__DESCRIPTION OF THE TASK__:
Report every line from the material that contains the word "project".

__MATERIAL SHOWN__:

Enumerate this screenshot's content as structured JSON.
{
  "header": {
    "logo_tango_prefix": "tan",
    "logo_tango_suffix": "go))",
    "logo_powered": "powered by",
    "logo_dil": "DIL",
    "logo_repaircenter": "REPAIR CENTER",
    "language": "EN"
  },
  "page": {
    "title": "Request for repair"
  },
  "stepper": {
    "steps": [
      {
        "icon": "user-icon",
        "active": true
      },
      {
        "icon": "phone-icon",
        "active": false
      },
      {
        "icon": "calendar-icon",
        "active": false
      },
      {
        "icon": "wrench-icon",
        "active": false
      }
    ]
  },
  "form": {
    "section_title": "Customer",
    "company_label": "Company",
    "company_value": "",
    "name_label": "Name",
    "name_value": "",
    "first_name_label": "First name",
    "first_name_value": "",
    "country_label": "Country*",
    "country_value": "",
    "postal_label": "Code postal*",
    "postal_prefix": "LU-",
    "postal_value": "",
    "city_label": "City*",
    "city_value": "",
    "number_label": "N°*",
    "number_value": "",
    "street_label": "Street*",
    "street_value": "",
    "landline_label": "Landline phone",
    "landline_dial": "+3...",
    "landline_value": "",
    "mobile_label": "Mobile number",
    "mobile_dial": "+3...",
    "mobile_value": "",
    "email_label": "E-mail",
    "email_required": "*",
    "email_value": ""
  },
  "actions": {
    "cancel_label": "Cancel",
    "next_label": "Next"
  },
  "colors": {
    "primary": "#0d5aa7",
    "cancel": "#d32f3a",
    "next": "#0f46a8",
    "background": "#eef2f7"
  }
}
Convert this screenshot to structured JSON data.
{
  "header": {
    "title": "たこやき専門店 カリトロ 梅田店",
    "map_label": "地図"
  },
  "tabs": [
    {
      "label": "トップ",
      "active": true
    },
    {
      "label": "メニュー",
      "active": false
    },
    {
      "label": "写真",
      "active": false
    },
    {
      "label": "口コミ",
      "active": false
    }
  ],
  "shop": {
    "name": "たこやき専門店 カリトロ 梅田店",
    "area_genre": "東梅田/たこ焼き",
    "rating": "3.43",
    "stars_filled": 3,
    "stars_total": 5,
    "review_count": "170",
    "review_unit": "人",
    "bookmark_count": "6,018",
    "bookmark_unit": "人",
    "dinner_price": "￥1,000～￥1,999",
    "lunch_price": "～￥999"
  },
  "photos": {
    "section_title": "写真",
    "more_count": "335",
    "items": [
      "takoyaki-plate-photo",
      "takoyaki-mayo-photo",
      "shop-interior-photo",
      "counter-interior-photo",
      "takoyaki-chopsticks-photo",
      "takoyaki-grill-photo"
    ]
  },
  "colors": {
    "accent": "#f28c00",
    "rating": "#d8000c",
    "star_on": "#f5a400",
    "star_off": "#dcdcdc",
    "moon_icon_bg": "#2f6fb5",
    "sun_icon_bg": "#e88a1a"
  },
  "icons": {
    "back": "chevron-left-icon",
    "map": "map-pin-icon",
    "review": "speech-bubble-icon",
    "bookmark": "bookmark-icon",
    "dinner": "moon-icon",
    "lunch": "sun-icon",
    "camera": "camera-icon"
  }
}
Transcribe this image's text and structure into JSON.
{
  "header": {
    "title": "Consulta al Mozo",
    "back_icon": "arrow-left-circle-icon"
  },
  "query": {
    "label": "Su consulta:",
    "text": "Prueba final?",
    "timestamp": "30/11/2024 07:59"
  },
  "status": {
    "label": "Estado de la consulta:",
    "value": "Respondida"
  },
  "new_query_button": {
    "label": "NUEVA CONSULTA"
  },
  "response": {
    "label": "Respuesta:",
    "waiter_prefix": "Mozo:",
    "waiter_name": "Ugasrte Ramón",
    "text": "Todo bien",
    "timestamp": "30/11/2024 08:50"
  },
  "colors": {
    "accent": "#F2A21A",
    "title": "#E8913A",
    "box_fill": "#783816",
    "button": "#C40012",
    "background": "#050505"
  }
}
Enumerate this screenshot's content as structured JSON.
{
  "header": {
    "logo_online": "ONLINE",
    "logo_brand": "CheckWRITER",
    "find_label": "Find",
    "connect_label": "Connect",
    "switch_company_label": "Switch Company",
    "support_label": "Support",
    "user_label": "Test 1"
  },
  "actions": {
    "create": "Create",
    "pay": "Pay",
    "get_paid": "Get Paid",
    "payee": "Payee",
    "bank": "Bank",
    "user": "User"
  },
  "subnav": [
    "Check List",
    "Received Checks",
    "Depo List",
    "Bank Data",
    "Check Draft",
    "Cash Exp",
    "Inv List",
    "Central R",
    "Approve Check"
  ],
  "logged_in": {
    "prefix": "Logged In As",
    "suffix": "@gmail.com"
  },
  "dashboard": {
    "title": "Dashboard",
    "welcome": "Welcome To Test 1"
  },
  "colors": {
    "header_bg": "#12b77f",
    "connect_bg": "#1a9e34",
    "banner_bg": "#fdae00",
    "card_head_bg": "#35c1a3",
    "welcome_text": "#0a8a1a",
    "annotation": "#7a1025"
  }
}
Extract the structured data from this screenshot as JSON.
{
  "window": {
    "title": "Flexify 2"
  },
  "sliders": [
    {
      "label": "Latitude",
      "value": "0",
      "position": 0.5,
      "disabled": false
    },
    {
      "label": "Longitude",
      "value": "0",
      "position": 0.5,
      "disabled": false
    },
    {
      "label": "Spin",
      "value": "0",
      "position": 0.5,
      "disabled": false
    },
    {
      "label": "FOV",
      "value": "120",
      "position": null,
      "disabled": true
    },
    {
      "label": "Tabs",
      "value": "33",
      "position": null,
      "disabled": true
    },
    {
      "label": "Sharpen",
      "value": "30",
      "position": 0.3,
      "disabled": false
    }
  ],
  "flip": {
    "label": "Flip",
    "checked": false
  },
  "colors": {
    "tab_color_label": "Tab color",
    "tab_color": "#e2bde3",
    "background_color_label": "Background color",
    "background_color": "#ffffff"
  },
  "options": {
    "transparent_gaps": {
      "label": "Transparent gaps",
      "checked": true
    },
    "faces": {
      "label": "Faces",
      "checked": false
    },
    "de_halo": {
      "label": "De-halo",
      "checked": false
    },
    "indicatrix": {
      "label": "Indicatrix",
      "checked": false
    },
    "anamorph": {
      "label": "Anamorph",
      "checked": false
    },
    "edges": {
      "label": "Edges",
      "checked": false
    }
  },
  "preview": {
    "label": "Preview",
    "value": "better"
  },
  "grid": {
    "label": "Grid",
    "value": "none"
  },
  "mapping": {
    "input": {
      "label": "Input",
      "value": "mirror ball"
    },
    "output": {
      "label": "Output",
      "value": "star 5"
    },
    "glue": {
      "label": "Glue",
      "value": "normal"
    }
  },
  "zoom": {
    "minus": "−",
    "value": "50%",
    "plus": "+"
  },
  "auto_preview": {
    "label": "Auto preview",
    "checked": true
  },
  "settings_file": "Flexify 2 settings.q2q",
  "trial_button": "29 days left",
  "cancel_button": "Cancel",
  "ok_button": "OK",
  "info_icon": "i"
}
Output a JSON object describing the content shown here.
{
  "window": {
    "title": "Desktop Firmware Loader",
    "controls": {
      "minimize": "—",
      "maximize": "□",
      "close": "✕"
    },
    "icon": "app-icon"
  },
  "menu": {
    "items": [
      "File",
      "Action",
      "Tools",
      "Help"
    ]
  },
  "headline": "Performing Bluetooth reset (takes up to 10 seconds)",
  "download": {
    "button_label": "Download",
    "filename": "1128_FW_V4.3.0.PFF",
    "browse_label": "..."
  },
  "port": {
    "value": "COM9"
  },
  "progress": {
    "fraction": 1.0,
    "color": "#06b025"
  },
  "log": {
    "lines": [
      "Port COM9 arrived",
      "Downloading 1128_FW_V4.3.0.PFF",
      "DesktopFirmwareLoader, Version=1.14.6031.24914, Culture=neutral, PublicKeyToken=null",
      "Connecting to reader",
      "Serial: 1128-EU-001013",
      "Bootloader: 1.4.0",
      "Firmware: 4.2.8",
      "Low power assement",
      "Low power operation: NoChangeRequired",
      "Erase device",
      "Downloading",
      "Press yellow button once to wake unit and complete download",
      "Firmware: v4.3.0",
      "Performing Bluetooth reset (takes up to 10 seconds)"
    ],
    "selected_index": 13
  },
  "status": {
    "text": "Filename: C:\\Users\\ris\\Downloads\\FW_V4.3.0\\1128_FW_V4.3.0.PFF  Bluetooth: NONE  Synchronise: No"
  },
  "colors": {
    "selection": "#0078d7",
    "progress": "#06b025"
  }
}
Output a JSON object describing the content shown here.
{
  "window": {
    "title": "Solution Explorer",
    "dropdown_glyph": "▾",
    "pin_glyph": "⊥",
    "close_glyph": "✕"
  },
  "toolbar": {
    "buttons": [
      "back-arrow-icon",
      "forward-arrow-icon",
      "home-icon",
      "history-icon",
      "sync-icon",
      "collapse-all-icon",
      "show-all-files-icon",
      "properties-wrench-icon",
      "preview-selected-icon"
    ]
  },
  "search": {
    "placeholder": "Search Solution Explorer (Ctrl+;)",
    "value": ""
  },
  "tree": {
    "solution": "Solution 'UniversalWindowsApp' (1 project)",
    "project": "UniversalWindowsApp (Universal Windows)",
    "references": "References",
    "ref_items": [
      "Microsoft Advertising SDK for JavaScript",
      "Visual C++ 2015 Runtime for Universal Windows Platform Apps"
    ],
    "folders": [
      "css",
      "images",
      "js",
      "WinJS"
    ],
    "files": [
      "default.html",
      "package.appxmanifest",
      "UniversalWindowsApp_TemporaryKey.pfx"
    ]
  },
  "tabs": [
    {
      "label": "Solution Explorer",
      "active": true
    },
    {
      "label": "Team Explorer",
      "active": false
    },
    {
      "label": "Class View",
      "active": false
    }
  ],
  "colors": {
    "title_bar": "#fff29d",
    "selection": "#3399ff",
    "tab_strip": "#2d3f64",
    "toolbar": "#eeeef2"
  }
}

__SOLUTION BELOW__:
    "solution": "Solution 'UniversalWindowsApp' (1 project)",
    "project": "UniversalWindowsApp (Universal Windows)",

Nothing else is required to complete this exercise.